*GIVEN PROBLEM*
Copy every line in which the string "often" occurs.

*EXERCISE MATERIAL*
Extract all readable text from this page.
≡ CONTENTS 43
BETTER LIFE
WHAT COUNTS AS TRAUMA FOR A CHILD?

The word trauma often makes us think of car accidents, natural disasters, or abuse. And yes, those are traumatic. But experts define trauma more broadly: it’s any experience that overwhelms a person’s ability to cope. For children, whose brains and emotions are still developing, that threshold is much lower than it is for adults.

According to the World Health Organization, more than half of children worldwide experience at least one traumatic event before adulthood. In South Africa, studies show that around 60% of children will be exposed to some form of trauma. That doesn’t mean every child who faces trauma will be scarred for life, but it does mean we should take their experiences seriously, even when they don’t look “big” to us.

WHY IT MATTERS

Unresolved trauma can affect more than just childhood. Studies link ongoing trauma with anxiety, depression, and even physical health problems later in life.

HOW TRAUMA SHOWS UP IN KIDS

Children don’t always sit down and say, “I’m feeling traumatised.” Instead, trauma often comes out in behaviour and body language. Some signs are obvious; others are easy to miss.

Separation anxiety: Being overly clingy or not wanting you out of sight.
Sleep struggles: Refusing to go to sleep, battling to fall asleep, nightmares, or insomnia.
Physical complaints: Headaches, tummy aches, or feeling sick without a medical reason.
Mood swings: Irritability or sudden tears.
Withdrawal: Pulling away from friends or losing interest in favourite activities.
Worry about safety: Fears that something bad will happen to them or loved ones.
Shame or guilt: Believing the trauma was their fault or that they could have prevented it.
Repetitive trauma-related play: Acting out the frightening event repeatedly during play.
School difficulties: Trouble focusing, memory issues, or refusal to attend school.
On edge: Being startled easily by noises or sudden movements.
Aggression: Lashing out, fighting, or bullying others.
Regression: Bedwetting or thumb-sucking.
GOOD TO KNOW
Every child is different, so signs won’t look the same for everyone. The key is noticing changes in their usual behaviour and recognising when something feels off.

*FULL RESPONSE*
The word trauma often makes us think of car accidents, natural disasters, or abuse. And yes, those are traumatic. But experts define trauma more broadly: it’s any experience that overwhelms a person’s ability to cope. For children, whose brains and emotions are still developing, that threshold is much lower than it is for adults.
Children don’t always sit down and say, “I’m feeling traumatised.” Instead, trauma often comes out in behaviour and body language. Some signs are obvious; others are easy to miss.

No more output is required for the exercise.